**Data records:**
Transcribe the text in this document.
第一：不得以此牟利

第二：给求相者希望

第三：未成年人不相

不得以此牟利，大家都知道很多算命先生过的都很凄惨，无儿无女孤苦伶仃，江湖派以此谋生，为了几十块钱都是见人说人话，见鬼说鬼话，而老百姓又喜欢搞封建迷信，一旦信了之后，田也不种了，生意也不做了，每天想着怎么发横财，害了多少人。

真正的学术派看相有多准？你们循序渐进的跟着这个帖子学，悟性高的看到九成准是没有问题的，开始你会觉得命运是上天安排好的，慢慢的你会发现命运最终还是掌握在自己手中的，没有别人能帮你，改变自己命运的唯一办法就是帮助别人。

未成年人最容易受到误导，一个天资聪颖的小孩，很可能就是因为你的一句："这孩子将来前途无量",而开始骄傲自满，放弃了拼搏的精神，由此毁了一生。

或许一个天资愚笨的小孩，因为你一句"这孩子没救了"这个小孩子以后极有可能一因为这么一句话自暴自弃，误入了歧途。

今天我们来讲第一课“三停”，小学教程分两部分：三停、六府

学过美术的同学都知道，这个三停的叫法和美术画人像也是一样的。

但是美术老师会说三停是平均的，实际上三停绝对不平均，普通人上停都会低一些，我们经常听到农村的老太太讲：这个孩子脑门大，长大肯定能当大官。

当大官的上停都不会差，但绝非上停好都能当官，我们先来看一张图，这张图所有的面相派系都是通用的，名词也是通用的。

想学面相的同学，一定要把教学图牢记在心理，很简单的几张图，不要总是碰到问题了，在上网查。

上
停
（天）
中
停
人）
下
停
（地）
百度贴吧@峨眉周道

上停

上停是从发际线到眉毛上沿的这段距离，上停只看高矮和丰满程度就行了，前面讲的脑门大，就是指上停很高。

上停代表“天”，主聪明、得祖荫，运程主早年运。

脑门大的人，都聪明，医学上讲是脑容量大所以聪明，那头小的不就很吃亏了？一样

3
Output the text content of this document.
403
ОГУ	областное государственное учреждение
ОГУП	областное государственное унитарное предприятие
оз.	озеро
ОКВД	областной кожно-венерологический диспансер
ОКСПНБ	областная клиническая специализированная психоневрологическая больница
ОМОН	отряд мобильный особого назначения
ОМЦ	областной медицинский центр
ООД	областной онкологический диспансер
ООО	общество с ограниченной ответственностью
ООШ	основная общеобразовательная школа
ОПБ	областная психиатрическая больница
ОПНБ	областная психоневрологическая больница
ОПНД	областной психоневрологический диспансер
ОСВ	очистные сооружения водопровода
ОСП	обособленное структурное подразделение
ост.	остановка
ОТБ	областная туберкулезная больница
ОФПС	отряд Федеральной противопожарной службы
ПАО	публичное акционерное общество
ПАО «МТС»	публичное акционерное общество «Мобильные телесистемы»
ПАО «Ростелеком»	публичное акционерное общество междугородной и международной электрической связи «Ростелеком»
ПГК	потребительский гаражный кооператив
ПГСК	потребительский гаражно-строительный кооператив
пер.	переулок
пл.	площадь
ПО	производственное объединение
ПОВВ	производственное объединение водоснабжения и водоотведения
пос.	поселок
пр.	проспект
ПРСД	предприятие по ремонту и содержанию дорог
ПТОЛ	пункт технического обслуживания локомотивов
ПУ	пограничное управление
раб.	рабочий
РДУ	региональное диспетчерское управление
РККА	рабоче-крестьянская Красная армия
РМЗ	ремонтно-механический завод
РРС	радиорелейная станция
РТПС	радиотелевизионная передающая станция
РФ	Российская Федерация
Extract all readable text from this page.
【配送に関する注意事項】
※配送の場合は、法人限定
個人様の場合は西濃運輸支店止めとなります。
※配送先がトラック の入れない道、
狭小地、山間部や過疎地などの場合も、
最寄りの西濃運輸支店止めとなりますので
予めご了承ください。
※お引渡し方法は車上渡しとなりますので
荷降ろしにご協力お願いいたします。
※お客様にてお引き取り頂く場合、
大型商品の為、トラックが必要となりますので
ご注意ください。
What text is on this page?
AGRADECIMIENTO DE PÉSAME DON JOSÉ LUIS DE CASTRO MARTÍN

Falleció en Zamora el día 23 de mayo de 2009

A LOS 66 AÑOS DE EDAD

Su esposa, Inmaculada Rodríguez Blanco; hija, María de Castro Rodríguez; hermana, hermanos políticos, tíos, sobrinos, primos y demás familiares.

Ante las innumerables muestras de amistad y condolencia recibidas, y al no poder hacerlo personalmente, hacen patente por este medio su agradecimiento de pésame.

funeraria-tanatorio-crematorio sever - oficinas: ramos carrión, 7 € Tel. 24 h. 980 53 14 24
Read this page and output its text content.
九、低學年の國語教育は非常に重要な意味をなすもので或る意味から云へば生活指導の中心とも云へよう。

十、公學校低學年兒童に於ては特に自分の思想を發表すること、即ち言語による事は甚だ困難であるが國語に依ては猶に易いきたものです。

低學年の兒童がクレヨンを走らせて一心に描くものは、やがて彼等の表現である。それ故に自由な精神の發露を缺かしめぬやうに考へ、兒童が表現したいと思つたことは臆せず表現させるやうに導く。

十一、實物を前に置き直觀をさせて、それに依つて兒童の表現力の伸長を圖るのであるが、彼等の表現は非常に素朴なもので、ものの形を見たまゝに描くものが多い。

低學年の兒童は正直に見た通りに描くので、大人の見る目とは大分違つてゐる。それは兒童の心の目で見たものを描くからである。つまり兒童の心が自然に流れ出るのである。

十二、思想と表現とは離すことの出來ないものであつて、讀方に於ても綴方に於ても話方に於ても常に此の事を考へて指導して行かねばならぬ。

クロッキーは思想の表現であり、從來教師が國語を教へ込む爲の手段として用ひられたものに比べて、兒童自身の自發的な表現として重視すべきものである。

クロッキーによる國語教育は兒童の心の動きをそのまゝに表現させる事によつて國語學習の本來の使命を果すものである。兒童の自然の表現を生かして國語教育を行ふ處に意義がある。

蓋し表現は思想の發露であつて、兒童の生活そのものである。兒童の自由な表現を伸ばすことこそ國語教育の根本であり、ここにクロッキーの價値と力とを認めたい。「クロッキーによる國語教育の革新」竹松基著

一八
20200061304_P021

**THE EXERCISE:** Give every line of the material that includes the string "общество".

**ANSWER:**
ООО	общество с ограниченной ответственностью
ПАО	публичное акционерное общество
ПАО «МТС»	публичное акционерное общество «Мобильные телесистемы»
ПАО «Ростелеком»	публичное акционерное общество междугородной и международной электрической связи «Ростелеком»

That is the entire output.